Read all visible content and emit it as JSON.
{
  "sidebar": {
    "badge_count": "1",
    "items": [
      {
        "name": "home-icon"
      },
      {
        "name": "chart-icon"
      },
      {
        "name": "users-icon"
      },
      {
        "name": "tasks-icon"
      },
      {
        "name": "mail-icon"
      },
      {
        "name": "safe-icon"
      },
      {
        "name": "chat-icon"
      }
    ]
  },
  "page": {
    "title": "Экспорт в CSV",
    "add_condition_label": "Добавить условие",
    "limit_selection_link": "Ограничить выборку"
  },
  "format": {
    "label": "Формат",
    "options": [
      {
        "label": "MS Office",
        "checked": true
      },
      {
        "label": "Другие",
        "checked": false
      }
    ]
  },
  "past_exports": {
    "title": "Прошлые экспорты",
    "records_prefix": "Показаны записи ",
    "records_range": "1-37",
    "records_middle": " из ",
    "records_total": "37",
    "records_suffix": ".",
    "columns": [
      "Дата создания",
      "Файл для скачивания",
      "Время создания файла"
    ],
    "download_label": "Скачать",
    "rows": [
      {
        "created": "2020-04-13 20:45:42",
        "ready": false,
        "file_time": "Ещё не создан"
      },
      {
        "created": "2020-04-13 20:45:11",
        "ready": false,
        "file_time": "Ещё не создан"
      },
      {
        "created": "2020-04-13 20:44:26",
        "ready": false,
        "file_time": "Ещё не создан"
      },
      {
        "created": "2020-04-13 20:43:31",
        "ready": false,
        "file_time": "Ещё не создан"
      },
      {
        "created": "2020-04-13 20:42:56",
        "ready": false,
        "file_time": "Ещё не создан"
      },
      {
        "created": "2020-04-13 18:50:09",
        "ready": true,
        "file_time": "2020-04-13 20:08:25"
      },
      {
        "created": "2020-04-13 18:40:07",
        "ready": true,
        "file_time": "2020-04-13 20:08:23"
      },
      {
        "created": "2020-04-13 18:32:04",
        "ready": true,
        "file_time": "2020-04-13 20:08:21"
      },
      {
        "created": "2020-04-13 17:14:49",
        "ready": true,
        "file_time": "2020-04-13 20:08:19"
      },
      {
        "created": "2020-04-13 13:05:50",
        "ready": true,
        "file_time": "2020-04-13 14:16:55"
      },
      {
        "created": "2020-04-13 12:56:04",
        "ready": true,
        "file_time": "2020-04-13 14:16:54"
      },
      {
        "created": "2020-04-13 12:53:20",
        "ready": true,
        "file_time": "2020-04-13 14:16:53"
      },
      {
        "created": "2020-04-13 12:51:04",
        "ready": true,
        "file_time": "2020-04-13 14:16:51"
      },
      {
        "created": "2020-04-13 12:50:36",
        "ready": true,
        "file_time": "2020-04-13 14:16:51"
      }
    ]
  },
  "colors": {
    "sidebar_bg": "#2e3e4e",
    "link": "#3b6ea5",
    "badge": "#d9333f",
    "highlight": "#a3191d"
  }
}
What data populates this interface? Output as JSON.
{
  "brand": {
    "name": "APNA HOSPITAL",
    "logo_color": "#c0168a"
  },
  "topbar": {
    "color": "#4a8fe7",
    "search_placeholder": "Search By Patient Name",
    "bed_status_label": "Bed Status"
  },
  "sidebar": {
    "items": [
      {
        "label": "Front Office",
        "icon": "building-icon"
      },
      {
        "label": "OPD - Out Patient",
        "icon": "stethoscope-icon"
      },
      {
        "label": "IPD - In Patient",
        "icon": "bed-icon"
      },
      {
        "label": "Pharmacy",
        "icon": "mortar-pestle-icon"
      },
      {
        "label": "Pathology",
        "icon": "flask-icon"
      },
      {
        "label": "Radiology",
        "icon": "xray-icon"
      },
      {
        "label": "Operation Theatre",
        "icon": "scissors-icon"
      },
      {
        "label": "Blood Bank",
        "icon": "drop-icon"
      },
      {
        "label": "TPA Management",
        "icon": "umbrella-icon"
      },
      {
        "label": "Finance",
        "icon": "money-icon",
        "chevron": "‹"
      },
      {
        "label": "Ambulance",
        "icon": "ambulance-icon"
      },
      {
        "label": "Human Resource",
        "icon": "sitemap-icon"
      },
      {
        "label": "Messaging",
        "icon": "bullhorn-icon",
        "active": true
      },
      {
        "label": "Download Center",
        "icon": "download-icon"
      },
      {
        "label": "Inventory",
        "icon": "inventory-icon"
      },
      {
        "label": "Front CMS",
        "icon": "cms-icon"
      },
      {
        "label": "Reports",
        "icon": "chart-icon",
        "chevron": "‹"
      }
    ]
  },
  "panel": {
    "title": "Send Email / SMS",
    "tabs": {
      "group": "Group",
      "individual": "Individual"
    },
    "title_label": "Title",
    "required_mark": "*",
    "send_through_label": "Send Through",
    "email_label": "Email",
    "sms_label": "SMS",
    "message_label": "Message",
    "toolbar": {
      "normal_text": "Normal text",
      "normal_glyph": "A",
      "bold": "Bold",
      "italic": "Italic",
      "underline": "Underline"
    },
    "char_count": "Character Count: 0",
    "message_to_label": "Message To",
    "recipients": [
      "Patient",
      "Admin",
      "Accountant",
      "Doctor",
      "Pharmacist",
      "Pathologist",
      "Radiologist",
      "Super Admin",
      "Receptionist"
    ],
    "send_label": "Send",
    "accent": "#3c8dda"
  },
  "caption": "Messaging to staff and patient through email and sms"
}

--------------------

AIM :: Retype the records that precede this task, keeping them exactly the same.

EXPECTED ANSWER ::
Read all visible content and emit it as JSON.
{
  "sidebar": {
    "badge_count": "1",
    "items": [
      {
        "name": "home-icon"
      },
      {
        "name": "chart-icon"
      },
      {
        "name": "users-icon"
      },
      {
        "name": "tasks-icon"
      },
      {
        "name": "mail-icon"
      },
      {
        "name": "safe-icon"
      },
      {
        "name": "chat-icon"
      }
    ]
  },
  "page": {
    "title": "Экспорт в CSV",
    "add_condition_label": "Добавить условие",
    "limit_selection_link": "Ограничить выборку"
  },
  "format": {
    "label": "Формат",
    "options": [
      {
        "label": "MS Office",
        "checked": true
      },
      {
        "label": "Другие",
        "checked": false
      }
    ]
  },
  "past_exports": {
    "title": "Прошлые экспорты",
    "records_prefix": "Показаны записи ",
    "records_range": "1-37",
    "records_middle": " из ",
    "records_total": "37",
    "records_suffix": ".",
    "columns": [
      "Дата создания",
      "Файл для скачивания",
      "Время создания файла"
    ],
    "download_label": "Скачать",
    "rows": [
      {
        "created": "2020-04-13 20:45:42",
        "ready": false,
        "file_time": "Ещё не создан"
      },
      {
        "created": "2020-04-13 20:45:11",
        "ready": false,
        "file_time": "Ещё не создан"
      },
      {
        "created": "2020-04-13 20:44:26",
        "ready": false,
        "file_time": "Ещё не создан"
      },
      {
        "created": "2020-04-13 20:43:31",
        "ready": false,
        "file_time": "Ещё не создан"
      },
      {
        "created": "2020-04-13 20:42:56",
        "ready": false,
        "file_time": "Ещё не создан"
      },
      {
        "created": "2020-04-13 18:50:09",
        "ready": true,
        "file_time": "2020-04-13 20:08:25"
      },
      {
        "created": "2020-04-13 18:40:07",
        "ready": true,
        "file_time": "2020-04-13 20:08:23"
      },
      {
        "created": "2020-04-13 18:32:04",
        "ready": true,
        "file_time": "2020-04-13 20:08:21"
      },
      {
        "created": "2020-04-13 17:14:49",
        "ready": true,
        "file_time": "2020-04-13 20:08:19"
      },
      {
        "created": "2020-04-13 13:05:50",
        "ready": true,
        "file_time": "2020-04-13 14:16:55"
      },
      {
        "created": "2020-04-13 12:56:04",
        "ready": true,
        "file_time": "2020-04-13 14:16:54"
      },
      {
        "created": "2020-04-13 12:53:20",
        "ready": true,
        "file_time": "2020-04-13 14:16:53"
      },
      {
        "created": "2020-04-13 12:51:04",
        "ready": true,
        "file_time": "2020-04-13 14:16:51"
      },
      {
        "created": "2020-04-13 12:50:36",
        "ready": true,
        "file_time": "2020-04-13 14:16:51"
      }
    ]
  },
  "colors": {
    "sidebar_bg": "#2e3e4e",
    "link": "#3b6ea5",
    "badge": "#d9333f",
    "highlight": "#a3191d"
  }
}
What data populates this interface? Output as JSON.
{
  "brand": {
    "name": "APNA HOSPITAL",
    "logo_color": "#c0168a"
  },
  "topbar": {
    "color": "#4a8fe7",
    "search_placeholder": "Search By Patient Name",
    "bed_status_label": "Bed Status"
  },
  "sidebar": {
    "items": [
      {
        "label": "Front Office",
        "icon": "building-icon"
      },
      {
        "label": "OPD - Out Patient",
        "icon": "stethoscope-icon"
      },
      {
        "label": "IPD - In Patient",
        "icon": "bed-icon"
      },
      {
        "label": "Pharmacy",
        "icon": "mortar-pestle-icon"
      },
      {
        "label": "Pathology",
        "icon": "flask-icon"
      },
      {
        "label": "Radiology",
        "icon": "xray-icon"
      },
      {
        "label": "Operation Theatre",
        "icon": "scissors-icon"
      },
      {
        "label": "Blood Bank",
        "icon": "drop-icon"
      },
      {
        "label": "TPA Management",
        "icon": "umbrella-icon"
      },
      {
        "label": "Finance",
        "icon": "money-icon",
        "chevron": "‹"
      },
      {
        "label": "Ambulance",
        "icon": "ambulance-icon"
      },
      {
        "label": "Human Resource",
        "icon": "sitemap-icon"
      },
      {
        "label": "Messaging",
        "icon": "bullhorn-icon",
        "active": true
      },
      {
        "label": "Download Center",
        "icon": "download-icon"
      },
      {
        "label": "Inventory",
        "icon": "inventory-icon"
      },
      {
        "label": "Front CMS",
        "icon": "cms-icon"
      },
      {
        "label": "Reports",
        "icon": "chart-icon",
        "chevron": "‹"
      }
    ]
  },
  "panel": {
    "title": "Send Email / SMS",
    "tabs": {
      "group": "Group",
      "individual": "Individual"
    },
    "title_label": "Title",
    "required_mark": "*",
    "send_through_label": "Send Through",
    "email_label": "Email",
    "sms_label": "SMS",
    "message_label": "Message",
    "toolbar": {
      "normal_text": "Normal text",
      "normal_glyph": "A",
      "bold": "Bold",
      "italic": "Italic",
      "underline": "Underline"
    },
    "char_count": "Character Count: 0",
    "message_to_label": "Message To",
    "recipients": [
      "Patient",
      "Admin",
      "Accountant",
      "Doctor",
      "Pharmacist",
      "Pathologist",
      "Radiologist",
      "Super Admin",
      "Receptionist"
    ],
    "send_label": "Send",
    "accent": "#3c8dda"
  },
  "caption": "Messaging to staff and patient through email and sms"
}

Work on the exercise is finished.